■ **Exercise description**: Which lines of the records contain "this"? Collect every one of them.

■ **The records**:
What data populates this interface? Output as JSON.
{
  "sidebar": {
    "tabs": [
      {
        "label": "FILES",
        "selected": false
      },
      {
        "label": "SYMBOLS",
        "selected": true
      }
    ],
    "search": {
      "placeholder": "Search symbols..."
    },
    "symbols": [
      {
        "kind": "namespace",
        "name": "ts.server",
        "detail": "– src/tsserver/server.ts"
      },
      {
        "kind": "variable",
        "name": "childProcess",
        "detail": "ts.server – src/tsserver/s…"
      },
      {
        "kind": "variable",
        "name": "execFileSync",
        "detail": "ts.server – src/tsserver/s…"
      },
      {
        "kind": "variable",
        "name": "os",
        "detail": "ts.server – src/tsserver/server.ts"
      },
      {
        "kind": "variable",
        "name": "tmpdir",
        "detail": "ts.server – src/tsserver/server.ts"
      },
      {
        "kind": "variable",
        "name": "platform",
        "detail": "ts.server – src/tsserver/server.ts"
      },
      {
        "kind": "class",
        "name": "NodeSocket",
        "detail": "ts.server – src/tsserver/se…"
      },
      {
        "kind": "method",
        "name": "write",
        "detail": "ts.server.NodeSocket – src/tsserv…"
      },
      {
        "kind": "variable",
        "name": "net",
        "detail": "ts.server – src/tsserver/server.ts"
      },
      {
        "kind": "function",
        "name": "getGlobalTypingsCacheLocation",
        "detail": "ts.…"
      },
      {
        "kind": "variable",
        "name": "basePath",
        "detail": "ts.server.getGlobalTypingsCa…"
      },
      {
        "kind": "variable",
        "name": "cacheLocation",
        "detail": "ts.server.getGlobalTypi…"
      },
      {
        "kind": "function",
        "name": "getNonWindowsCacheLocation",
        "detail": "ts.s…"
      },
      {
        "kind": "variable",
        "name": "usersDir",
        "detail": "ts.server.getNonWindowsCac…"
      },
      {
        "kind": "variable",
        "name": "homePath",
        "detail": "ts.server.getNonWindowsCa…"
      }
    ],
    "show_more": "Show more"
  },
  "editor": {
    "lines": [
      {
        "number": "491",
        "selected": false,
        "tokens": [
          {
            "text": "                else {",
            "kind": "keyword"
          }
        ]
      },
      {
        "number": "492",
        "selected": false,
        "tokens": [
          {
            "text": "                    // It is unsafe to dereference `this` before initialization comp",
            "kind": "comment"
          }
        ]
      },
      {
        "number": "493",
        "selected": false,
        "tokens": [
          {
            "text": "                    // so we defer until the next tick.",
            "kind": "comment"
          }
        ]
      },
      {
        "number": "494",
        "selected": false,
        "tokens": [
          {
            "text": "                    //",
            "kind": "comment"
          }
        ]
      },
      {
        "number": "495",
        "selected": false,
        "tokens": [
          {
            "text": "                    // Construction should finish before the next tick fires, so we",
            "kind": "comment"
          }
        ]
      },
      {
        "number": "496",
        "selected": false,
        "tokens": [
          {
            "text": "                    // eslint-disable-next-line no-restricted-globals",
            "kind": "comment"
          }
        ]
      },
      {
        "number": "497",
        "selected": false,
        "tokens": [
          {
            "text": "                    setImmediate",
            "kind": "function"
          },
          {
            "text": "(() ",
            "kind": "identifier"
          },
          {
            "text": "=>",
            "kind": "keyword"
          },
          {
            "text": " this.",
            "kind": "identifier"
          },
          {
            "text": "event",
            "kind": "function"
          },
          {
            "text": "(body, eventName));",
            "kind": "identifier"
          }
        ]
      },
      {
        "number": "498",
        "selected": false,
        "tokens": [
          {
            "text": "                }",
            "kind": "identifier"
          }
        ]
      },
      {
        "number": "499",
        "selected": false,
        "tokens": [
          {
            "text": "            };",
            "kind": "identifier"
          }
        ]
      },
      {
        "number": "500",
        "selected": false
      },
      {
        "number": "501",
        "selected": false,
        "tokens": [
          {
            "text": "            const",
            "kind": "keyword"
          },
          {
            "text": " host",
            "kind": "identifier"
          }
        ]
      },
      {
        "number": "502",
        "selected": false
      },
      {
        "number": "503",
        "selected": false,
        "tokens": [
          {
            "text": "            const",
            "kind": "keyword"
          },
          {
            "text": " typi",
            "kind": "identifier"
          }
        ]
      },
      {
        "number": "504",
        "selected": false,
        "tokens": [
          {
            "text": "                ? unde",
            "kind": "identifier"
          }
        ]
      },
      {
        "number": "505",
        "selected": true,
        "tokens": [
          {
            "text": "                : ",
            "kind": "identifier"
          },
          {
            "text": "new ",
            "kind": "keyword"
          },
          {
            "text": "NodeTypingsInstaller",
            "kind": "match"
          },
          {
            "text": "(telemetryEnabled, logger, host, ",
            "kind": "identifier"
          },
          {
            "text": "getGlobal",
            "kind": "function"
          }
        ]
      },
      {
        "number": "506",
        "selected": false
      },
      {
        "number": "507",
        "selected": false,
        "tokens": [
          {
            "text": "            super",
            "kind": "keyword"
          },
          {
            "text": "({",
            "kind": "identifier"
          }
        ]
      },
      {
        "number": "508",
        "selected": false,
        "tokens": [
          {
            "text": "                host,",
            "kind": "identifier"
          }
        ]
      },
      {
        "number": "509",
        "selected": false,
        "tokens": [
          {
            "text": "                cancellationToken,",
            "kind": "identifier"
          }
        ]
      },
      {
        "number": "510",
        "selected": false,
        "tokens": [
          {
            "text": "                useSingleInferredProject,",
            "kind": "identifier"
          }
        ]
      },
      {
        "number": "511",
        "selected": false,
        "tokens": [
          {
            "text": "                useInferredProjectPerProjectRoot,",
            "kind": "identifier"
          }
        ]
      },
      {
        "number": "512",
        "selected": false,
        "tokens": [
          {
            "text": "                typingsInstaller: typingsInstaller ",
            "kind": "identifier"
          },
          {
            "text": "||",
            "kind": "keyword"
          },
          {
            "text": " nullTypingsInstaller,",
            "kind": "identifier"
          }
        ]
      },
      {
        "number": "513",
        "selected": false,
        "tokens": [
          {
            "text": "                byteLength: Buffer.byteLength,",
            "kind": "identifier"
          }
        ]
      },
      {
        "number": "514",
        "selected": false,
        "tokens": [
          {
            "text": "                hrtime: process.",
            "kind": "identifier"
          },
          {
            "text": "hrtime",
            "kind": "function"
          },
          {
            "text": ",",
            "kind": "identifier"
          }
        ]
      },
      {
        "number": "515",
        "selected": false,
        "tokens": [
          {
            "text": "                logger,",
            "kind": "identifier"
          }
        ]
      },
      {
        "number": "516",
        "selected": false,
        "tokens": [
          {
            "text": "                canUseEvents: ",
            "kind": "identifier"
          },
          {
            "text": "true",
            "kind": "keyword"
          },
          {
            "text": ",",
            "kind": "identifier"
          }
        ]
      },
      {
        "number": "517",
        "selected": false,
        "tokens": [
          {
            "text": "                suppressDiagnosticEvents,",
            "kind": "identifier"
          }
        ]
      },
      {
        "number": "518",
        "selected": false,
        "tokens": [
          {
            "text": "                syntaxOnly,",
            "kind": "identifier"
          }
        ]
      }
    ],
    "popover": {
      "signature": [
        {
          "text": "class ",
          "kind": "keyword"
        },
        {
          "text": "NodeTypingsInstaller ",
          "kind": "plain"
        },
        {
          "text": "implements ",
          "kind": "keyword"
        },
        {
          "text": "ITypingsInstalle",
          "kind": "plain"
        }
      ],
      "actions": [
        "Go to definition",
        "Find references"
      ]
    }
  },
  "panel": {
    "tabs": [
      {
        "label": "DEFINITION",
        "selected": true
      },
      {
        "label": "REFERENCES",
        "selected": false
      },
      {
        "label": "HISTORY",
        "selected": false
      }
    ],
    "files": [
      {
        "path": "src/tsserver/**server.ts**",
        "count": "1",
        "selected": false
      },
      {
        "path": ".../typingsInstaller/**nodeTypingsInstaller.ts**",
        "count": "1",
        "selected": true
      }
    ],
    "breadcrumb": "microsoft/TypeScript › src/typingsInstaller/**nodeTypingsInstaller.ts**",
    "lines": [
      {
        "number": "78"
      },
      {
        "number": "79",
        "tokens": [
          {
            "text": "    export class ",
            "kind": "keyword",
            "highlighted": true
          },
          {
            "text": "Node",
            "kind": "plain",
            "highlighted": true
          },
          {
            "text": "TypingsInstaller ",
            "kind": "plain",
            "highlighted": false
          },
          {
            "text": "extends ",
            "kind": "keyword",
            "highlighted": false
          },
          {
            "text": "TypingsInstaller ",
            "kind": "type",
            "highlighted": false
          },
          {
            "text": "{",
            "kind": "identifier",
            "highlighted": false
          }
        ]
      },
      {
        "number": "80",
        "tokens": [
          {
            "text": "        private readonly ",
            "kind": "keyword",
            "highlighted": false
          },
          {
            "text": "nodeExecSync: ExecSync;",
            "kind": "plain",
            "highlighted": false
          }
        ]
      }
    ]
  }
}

■ **Task result**:
What data populates this interface? Output as JSON.
            "text": "                    // It is unsafe to dereference `this` before initialization comp",
            "text": " this.",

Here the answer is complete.